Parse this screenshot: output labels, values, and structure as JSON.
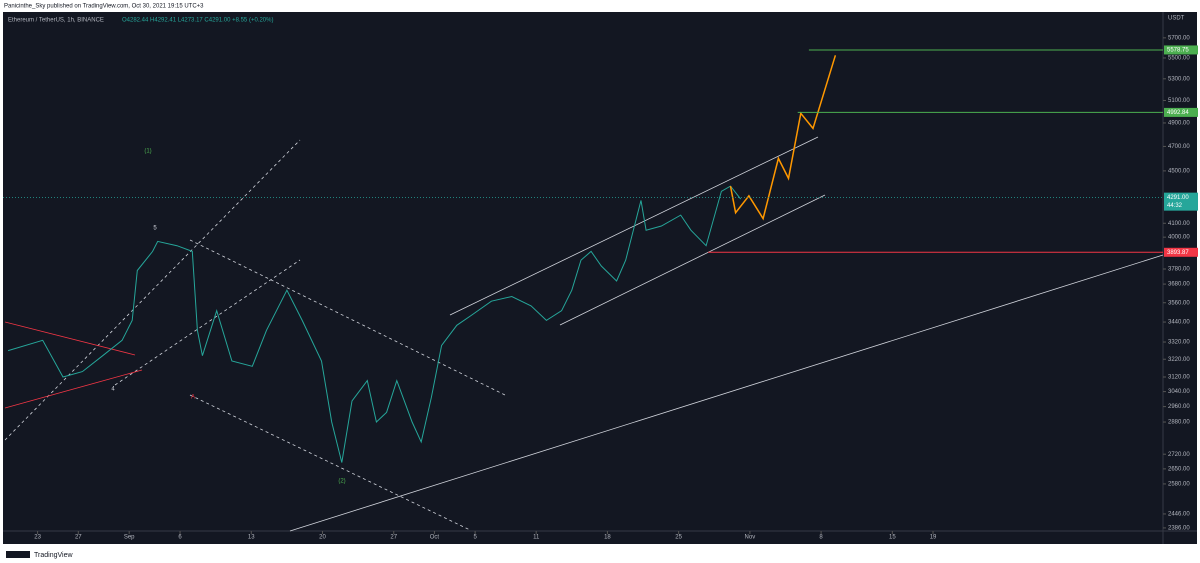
{
  "publisher_line": "Panicinthe_Sky published on TradingView.com, Oct 30, 2021 19:15 UTC+3",
  "footer": "TradingView",
  "chart_data": {
    "type": "line",
    "title": "Ethereum / TetherUS, 1h, BINANCE",
    "ohlc_text": "O4282.44 H4292.41 L4273.17 C4291.00 +8.55 (+0.20%)",
    "currency": "USDT",
    "log_scale": true,
    "grid": false,
    "color": "#26a69a",
    "x": [
      -2.9,
      0.5,
      2.5,
      4.4,
      6.4,
      8.3,
      9.3,
      9.8,
      11.3,
      11.8,
      13.7,
      15.2,
      15.7,
      16.2,
      17.6,
      19.1,
      21.1,
      22.5,
      24.5,
      26.0,
      27.9,
      28.9,
      29.9,
      30.9,
      32.4,
      33.3,
      34.3,
      35.3,
      36.8,
      37.7,
      38.7,
      39.7,
      41.2,
      42.6,
      44.6,
      46.6,
      48.5,
      50.0,
      51.5,
      52.5,
      53.4,
      54.4,
      55.4,
      56.9,
      57.8,
      59.3,
      59.8,
      61.3,
      63.2,
      64.2,
      65.7,
      67.2,
      68.1,
      69.1
    ],
    "values": [
      3270,
      3330,
      3120,
      3150,
      3240,
      3330,
      3450,
      3770,
      3900,
      3970,
      3940,
      3900,
      3390,
      3240,
      3510,
      3210,
      3180,
      3390,
      3640,
      3450,
      3210,
      2880,
      2680,
      2990,
      3100,
      2880,
      2930,
      3100,
      2880,
      2780,
      3010,
      3300,
      3420,
      3480,
      3570,
      3600,
      3540,
      3450,
      3510,
      3640,
      3840,
      3900,
      3800,
      3700,
      3840,
      4270,
      4050,
      4080,
      4160,
      4050,
      3940,
      4340,
      4380,
      4280
    ],
    "projection": {
      "color": "#ff9800",
      "x": [
        68.1,
        68.6,
        69.9,
        71.3,
        72.8,
        73.8,
        75.0,
        76.2,
        78.4
      ],
      "values": [
        4380,
        4178,
        4305,
        4134,
        4601,
        4440,
        4985,
        4853,
        5526
      ]
    },
    "levels": [
      {
        "value": 5578.75,
        "start": 75.8,
        "color": "#4caf50"
      },
      {
        "value": 4992.84,
        "start": 74.7,
        "color": "#4caf50"
      },
      {
        "value": 3893.87,
        "start": 65.9,
        "color": "#f23645"
      }
    ],
    "last_price": {
      "value": 4291,
      "label": "4291.00"
    },
    "countdown": "44:32",
    "annotations": [
      "(1)",
      "5",
      "4",
      "A",
      "(2)"
    ],
    "xlim": [
      -3.4,
      110.6
    ],
    "ylim": [
      2373,
      5968
    ],
    "xticks": [
      {
        "value": 0,
        "label": "23"
      },
      {
        "value": 4,
        "label": "27"
      },
      {
        "value": 9,
        "label": "Sep"
      },
      {
        "value": 14,
        "label": "6"
      },
      {
        "value": 21,
        "label": "13"
      },
      {
        "value": 28,
        "label": "20"
      },
      {
        "value": 35,
        "label": "27"
      },
      {
        "value": 39,
        "label": "Oct"
      },
      {
        "value": 43,
        "label": "5"
      },
      {
        "value": 49,
        "label": "11"
      },
      {
        "value": 56,
        "label": "18"
      },
      {
        "value": 63,
        "label": "25"
      },
      {
        "value": 70,
        "label": "Nov"
      },
      {
        "value": 77,
        "label": "8"
      },
      {
        "value": 84,
        "label": "15"
      },
      {
        "value": 88,
        "label": "19"
      }
    ],
    "yticks": [
      {
        "value": 5700,
        "label": "5700.00"
      },
      {
        "value": 5500,
        "label": "5500.00"
      },
      {
        "value": 5300,
        "label": "5300.00"
      },
      {
        "value": 5100,
        "label": "5100.00"
      },
      {
        "value": 4900,
        "label": "4900.00"
      },
      {
        "value": 4700,
        "label": "4700.00"
      },
      {
        "value": 4500,
        "label": "4500.00"
      },
      {
        "value": 4100,
        "label": "4100.00"
      },
      {
        "value": 4000,
        "label": "4000.00"
      },
      {
        "value": 3780,
        "label": "3780.00"
      },
      {
        "value": 3680,
        "label": "3680.00"
      },
      {
        "value": 3560,
        "label": "3560.00"
      },
      {
        "value": 3440,
        "label": "3440.00"
      },
      {
        "value": 3320,
        "label": "3320.00"
      },
      {
        "value": 3220,
        "label": "3220.00"
      },
      {
        "value": 3120,
        "label": "3120.00"
      },
      {
        "value": 3040,
        "label": "3040.00"
      },
      {
        "value": 2960,
        "label": "2960.00"
      },
      {
        "value": 2880,
        "label": "2880.00"
      },
      {
        "value": 2720,
        "label": "2720.00"
      },
      {
        "value": 2650,
        "label": "2650.00"
      },
      {
        "value": 2580,
        "label": "2580.00"
      },
      {
        "value": 2446,
        "label": "2446.00"
      },
      {
        "value": 2386,
        "label": "2386.00"
      }
    ]
  }
}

------------------------

WRITTEN EXERCISE: Find the lines of the material that hold the word "values" and report their count alone.

EXERCISE RESPONSE: 3